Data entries

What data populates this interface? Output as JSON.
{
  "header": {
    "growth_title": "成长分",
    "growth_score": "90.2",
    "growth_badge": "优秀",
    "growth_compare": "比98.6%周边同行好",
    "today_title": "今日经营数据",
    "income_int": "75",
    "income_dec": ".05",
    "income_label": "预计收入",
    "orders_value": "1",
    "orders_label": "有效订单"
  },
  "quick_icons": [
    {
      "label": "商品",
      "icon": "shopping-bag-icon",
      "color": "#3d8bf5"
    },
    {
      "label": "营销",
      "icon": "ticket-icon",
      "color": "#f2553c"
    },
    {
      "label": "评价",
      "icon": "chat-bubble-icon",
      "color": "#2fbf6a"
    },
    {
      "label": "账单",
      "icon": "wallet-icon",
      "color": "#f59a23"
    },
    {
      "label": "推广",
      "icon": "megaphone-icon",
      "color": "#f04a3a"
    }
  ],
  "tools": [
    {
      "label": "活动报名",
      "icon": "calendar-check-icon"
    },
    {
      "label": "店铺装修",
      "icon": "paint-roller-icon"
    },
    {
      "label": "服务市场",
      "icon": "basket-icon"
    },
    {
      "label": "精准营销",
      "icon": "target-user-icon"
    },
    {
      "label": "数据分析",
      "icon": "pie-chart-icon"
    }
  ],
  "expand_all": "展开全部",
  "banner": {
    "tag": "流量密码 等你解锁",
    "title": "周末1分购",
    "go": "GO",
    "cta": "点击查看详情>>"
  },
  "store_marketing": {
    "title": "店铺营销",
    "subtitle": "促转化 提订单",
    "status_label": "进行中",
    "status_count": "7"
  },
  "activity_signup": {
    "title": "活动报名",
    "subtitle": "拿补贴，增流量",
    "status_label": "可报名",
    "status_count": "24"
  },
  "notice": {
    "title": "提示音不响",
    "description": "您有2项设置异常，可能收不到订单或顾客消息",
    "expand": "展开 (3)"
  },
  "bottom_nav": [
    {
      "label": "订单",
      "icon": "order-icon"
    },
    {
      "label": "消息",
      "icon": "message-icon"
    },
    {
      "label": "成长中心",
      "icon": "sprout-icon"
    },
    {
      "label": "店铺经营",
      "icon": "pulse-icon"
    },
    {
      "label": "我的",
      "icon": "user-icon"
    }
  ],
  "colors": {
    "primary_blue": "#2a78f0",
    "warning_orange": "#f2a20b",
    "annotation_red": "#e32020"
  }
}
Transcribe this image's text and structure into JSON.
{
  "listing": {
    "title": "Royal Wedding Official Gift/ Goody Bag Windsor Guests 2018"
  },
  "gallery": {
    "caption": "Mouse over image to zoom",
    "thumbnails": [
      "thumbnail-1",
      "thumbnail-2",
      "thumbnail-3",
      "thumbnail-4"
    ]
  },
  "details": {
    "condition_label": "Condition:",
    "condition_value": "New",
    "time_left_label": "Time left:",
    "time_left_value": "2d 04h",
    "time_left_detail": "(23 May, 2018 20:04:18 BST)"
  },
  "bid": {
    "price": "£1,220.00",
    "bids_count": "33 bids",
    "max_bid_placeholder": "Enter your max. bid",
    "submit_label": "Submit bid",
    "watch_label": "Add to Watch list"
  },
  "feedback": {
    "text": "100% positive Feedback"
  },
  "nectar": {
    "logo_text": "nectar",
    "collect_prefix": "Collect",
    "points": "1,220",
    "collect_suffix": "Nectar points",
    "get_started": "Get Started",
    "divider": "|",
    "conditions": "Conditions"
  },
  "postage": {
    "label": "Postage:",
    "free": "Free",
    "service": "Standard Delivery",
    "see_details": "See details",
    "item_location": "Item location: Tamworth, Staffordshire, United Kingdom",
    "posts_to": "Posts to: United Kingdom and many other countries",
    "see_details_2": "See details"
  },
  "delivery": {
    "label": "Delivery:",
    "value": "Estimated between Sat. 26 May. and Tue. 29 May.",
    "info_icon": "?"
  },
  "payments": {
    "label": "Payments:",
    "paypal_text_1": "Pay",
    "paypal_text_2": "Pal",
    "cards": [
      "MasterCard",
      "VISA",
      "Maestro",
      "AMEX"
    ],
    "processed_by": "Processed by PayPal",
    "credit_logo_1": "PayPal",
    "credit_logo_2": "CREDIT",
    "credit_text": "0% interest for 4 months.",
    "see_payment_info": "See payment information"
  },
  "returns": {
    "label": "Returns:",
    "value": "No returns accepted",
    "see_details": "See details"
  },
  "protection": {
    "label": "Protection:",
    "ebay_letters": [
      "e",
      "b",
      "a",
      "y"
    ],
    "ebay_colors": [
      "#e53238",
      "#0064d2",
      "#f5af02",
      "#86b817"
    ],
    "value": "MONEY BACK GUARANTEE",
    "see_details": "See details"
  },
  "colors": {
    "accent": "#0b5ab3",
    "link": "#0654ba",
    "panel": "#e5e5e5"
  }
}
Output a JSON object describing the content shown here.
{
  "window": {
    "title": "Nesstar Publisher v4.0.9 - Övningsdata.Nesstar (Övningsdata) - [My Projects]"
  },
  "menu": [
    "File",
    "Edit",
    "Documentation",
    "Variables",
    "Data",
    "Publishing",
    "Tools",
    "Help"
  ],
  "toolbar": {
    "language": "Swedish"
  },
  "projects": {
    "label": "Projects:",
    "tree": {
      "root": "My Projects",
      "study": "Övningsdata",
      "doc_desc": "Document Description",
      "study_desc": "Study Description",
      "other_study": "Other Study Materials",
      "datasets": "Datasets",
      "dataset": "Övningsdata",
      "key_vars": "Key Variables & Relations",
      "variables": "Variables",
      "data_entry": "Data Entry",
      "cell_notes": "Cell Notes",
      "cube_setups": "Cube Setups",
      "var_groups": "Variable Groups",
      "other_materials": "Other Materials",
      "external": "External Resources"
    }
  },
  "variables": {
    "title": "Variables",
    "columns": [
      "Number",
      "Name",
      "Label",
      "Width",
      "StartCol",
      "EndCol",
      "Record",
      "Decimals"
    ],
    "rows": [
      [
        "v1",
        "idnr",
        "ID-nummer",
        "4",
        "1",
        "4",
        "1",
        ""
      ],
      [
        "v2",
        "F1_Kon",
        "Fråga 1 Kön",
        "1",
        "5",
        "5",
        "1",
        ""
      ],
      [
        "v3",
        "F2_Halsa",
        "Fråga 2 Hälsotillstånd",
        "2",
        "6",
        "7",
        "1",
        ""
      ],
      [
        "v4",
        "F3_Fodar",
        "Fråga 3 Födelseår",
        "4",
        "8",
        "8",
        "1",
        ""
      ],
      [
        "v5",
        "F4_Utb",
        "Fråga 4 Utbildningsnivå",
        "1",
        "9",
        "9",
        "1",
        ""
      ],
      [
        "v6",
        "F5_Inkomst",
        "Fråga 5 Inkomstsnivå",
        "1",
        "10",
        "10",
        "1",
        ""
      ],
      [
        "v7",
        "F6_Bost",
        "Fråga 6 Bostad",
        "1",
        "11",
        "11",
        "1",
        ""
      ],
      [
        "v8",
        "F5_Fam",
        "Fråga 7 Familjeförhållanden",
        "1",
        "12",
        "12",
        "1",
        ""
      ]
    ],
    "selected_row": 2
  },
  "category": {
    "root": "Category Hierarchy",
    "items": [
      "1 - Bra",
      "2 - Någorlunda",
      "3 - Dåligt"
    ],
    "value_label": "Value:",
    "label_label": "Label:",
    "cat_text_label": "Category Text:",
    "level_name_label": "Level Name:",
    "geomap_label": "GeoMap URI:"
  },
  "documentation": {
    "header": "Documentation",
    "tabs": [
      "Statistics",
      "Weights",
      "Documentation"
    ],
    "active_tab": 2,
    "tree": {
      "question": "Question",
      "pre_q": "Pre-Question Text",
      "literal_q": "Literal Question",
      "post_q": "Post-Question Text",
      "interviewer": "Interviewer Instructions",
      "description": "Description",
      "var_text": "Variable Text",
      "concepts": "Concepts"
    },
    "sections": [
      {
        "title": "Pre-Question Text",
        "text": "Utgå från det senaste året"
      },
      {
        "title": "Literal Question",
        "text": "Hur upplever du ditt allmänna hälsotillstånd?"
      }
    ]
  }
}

▶ WHAT YOU HAVE TO DO: In the entries above, find the lines containing the word "image" and say how many there are, with no other words.

▶ SOLUTION FOR THIS EXERCISE: 2